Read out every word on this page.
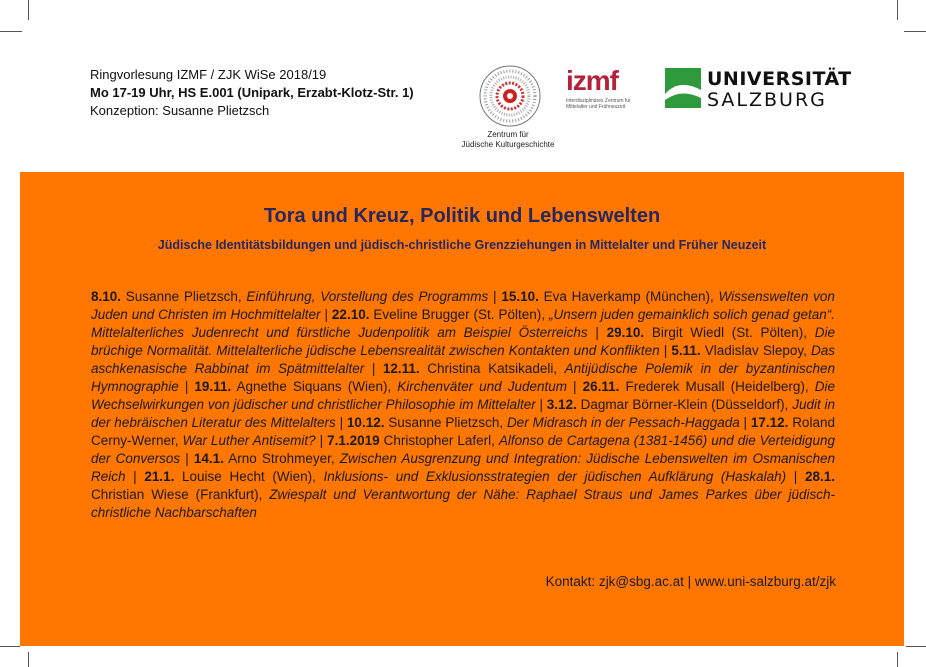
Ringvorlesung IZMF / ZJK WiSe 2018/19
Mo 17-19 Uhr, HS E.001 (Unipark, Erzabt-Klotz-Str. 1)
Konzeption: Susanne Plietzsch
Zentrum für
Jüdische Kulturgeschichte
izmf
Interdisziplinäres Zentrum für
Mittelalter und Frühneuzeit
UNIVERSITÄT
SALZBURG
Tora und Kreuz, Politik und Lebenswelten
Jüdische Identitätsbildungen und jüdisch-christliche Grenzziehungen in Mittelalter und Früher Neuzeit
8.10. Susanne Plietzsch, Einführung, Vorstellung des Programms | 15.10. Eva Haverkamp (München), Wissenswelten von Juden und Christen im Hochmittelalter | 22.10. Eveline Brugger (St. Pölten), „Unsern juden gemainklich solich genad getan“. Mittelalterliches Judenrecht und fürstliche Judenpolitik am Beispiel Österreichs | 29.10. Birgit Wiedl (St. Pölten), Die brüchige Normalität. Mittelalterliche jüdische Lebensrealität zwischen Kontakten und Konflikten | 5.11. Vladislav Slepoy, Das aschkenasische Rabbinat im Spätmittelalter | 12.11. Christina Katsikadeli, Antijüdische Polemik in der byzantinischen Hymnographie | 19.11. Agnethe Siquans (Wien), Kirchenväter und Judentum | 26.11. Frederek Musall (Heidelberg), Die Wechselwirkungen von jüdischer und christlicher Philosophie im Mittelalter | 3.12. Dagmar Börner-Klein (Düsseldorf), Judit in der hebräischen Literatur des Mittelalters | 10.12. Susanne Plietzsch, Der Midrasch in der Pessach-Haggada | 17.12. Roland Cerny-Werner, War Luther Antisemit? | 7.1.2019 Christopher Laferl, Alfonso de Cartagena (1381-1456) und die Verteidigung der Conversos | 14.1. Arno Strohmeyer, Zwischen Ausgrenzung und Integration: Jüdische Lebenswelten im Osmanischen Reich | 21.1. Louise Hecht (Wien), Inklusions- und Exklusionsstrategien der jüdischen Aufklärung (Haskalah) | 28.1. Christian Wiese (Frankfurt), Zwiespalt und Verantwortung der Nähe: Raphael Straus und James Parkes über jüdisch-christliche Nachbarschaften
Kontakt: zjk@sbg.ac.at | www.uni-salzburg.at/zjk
---
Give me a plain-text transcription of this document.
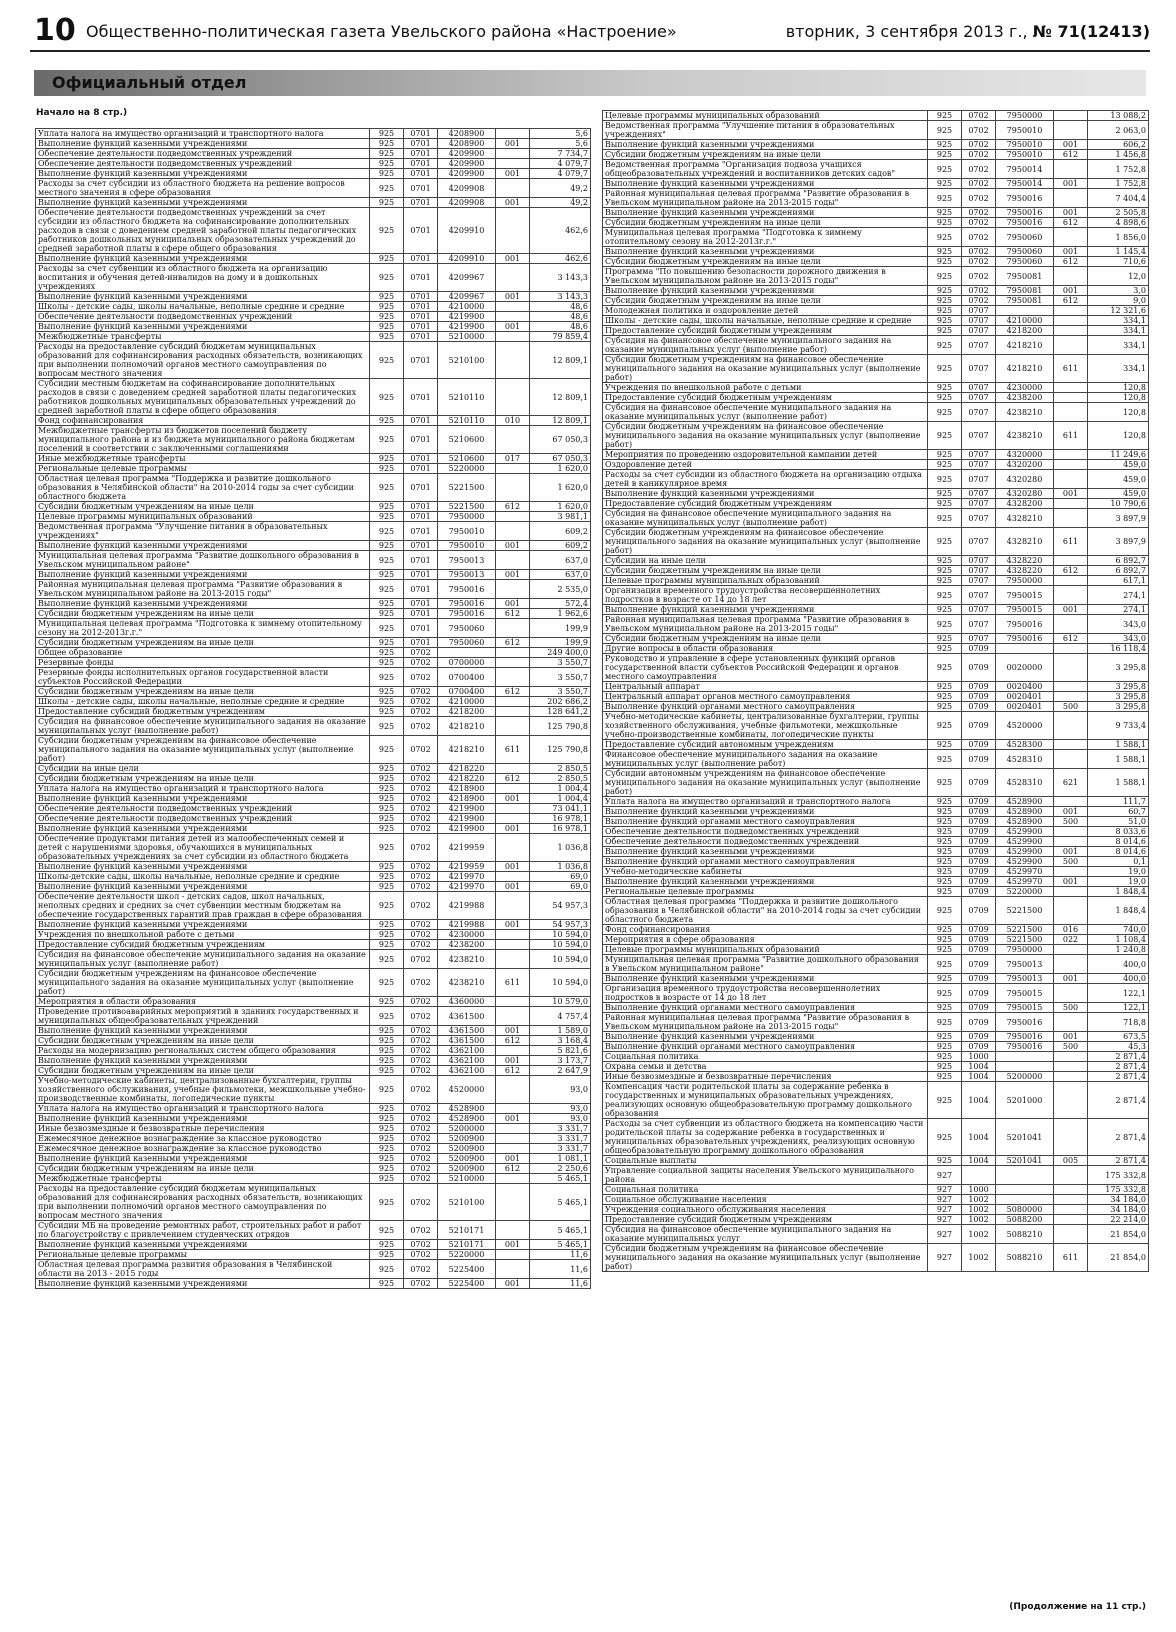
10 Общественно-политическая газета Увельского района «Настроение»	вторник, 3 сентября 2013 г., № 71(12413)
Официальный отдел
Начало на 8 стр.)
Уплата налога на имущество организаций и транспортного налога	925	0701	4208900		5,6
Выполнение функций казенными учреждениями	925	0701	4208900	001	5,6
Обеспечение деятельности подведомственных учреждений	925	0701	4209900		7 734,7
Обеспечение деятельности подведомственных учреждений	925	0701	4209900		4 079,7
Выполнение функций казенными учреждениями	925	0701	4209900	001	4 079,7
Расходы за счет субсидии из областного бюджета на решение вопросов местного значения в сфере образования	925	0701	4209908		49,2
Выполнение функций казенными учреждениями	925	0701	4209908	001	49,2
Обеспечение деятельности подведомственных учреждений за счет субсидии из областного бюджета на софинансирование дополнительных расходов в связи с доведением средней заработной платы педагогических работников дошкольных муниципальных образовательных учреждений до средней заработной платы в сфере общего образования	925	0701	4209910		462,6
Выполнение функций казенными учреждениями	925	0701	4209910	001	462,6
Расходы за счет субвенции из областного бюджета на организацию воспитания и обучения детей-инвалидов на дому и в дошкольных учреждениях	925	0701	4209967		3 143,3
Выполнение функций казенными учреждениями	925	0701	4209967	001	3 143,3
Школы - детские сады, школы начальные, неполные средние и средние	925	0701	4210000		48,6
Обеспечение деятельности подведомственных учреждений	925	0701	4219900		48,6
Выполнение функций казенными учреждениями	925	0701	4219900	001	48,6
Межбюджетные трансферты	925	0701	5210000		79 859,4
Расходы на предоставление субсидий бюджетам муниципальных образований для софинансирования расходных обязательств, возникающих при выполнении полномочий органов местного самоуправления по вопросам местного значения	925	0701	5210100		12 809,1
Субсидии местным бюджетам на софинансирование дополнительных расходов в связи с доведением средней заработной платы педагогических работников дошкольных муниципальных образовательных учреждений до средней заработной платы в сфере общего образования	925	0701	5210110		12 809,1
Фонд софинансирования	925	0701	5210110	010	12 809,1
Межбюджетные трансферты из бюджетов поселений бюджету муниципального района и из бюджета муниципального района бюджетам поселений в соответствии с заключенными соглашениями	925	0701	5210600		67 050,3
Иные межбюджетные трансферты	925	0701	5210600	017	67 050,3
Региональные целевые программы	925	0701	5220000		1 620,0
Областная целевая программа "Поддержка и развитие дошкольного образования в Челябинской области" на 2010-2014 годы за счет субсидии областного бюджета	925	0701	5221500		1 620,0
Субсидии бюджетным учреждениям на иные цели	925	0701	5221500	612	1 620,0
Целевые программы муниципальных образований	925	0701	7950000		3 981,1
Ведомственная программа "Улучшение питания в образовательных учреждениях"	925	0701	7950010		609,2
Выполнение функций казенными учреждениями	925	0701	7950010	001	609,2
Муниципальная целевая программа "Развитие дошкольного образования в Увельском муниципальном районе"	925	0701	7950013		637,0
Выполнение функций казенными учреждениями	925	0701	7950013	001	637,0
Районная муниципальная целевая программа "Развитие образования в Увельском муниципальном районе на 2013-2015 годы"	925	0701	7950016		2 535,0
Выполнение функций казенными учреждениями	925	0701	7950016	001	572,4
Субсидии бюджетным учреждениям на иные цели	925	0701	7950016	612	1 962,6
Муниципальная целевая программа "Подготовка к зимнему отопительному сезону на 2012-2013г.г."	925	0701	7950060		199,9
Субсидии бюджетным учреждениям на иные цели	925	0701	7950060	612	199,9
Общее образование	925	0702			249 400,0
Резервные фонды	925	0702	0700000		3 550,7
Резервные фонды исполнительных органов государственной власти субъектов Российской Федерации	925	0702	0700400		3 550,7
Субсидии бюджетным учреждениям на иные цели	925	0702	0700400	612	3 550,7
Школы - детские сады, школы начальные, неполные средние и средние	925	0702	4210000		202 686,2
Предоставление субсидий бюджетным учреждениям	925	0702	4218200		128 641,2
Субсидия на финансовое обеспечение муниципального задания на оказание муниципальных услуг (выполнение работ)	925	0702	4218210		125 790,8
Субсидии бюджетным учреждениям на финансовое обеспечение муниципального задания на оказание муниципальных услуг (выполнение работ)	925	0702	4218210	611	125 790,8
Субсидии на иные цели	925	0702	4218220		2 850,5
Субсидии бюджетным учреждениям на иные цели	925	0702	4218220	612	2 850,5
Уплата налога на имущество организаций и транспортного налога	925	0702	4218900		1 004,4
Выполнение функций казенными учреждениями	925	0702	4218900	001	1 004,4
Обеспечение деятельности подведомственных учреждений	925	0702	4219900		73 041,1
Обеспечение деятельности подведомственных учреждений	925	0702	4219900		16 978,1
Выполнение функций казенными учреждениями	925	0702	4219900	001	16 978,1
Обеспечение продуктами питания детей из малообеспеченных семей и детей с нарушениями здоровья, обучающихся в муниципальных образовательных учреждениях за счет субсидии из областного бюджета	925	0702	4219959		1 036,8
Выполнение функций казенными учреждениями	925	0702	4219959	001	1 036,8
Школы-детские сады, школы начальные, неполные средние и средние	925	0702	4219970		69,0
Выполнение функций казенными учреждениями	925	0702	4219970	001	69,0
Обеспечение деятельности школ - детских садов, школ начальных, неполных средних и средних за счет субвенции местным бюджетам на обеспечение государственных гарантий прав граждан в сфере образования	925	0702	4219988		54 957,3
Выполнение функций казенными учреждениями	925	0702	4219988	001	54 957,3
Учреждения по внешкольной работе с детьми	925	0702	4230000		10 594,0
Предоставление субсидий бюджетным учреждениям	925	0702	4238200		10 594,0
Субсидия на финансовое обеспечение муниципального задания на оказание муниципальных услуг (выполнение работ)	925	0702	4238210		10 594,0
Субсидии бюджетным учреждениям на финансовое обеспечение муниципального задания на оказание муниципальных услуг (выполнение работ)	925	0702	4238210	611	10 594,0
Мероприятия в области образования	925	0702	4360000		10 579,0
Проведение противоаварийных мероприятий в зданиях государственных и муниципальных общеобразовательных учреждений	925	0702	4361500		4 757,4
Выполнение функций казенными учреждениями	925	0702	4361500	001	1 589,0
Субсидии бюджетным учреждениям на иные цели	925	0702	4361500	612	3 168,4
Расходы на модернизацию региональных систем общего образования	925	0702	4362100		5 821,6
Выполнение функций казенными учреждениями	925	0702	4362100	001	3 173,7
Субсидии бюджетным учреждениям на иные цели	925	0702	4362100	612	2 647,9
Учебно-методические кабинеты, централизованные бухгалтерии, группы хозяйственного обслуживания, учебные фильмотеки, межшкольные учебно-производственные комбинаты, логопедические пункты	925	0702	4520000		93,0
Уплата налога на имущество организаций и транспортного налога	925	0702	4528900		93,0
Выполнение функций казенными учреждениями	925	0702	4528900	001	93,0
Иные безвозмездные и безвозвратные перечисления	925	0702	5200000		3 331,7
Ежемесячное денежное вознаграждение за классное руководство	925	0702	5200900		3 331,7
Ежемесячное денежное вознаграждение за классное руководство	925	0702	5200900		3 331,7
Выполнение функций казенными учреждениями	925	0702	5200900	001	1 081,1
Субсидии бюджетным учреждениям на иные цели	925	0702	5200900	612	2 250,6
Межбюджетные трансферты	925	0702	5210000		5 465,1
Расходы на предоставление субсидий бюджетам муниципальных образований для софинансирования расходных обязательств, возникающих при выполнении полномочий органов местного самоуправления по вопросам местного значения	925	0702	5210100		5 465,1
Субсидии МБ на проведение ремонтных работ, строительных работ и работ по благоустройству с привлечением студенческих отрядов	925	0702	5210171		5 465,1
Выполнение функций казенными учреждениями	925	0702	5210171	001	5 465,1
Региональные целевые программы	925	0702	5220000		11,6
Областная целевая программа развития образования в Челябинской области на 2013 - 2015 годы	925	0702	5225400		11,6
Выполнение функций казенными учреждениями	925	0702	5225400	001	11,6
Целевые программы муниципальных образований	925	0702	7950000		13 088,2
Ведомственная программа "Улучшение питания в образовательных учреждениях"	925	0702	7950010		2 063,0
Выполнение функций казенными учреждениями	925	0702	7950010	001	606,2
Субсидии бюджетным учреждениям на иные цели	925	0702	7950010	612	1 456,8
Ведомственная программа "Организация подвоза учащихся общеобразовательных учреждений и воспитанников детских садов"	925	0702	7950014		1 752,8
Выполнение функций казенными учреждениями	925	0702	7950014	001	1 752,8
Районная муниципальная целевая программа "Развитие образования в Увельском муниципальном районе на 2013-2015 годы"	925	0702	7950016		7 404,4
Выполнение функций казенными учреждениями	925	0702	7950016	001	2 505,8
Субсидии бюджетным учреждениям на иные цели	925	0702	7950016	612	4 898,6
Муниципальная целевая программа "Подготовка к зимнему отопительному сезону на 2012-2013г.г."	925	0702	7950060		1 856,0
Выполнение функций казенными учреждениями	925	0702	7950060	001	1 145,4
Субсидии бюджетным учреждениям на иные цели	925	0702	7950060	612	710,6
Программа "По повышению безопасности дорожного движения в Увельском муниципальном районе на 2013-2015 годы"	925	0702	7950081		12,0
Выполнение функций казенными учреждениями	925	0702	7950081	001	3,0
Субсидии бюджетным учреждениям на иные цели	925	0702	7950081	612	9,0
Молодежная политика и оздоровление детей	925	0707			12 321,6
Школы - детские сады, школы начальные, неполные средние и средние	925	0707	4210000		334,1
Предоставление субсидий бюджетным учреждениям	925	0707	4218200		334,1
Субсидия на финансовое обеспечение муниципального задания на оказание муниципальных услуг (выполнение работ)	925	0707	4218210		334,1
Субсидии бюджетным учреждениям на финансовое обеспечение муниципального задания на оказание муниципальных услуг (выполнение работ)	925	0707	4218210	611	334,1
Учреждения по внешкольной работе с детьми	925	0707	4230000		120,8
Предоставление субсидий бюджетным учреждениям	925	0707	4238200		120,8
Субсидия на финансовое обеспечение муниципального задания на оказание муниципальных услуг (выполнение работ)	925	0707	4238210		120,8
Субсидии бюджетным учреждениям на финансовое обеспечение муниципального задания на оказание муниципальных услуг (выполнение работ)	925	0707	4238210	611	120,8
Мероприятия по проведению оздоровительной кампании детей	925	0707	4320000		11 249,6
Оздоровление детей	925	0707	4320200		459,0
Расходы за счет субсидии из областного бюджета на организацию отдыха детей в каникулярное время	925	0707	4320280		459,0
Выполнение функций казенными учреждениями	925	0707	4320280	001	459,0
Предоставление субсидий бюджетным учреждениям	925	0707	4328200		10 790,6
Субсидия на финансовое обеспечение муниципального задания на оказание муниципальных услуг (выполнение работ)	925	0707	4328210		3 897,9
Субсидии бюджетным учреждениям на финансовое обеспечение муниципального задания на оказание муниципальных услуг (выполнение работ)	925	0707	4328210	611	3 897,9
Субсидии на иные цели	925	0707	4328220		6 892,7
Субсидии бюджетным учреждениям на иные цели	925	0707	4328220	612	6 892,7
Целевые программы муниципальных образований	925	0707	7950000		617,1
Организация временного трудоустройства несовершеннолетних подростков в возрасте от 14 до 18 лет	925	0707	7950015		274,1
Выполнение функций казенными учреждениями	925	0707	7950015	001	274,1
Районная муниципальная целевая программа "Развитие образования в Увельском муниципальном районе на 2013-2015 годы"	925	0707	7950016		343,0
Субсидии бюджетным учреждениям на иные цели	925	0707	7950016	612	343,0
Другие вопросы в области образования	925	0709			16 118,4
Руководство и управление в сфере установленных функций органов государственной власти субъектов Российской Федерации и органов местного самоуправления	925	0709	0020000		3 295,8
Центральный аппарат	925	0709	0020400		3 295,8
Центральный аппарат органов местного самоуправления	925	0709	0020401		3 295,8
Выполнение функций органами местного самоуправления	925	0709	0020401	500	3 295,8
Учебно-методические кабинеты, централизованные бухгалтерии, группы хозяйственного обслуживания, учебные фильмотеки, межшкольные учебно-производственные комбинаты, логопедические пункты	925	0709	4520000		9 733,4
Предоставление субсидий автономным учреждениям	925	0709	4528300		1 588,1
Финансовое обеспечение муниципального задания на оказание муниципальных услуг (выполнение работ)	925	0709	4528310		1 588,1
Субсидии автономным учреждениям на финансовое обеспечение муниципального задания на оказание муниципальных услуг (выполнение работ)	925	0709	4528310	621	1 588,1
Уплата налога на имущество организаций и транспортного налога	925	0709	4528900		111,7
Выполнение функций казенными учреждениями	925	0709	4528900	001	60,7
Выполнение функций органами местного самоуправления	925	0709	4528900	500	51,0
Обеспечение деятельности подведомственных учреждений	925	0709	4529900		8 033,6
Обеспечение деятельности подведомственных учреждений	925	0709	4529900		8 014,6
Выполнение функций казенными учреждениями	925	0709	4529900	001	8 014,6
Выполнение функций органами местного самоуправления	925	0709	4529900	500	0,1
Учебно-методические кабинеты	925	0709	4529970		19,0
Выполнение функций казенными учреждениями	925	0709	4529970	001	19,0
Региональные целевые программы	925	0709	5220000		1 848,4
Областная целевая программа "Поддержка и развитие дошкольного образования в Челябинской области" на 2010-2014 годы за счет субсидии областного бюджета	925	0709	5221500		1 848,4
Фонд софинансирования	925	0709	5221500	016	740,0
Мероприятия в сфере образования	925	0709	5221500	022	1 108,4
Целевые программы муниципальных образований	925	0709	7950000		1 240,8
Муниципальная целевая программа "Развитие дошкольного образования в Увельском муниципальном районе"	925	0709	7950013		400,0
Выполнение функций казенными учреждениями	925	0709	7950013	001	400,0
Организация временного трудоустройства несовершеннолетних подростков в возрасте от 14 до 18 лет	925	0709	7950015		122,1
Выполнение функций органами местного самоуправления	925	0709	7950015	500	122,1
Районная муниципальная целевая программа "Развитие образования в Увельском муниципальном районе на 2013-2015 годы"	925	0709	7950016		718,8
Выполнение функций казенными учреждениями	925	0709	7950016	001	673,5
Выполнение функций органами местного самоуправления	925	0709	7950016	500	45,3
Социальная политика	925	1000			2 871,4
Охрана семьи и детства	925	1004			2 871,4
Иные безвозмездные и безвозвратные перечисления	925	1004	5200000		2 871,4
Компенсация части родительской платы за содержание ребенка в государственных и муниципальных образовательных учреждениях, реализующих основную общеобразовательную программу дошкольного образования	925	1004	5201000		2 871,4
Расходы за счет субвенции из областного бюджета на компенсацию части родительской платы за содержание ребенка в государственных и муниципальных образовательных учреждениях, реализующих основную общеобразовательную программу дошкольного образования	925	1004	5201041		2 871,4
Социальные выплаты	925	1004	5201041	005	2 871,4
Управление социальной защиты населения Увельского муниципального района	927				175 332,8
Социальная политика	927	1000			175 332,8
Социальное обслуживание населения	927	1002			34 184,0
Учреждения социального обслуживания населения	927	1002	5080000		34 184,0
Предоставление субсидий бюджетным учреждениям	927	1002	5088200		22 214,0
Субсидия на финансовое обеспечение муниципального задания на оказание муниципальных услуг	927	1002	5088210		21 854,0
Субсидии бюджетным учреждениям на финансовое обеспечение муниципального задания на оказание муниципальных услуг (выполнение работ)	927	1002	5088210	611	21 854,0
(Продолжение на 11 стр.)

→ **YOUR TASK**: In the material above, find each line that contains the word "общеобразовательную", and select it.

→ **EXPECTED ANSWER**:
Компенсация части родительской платы за содержание ребенка в государственных и муниципальных образовательных учреждениях, реализующих основную общеобразовательную программу дошкольного образования	925	1004	5201000		2 871,4
Расходы за счет субвенции из областного бюджета на компенсацию части родительской платы за содержание ребенка в государственных и муниципальных образовательных учреждениях, реализующих основную общеобразовательную программу дошкольного образования	925	1004	5201041		2 871,4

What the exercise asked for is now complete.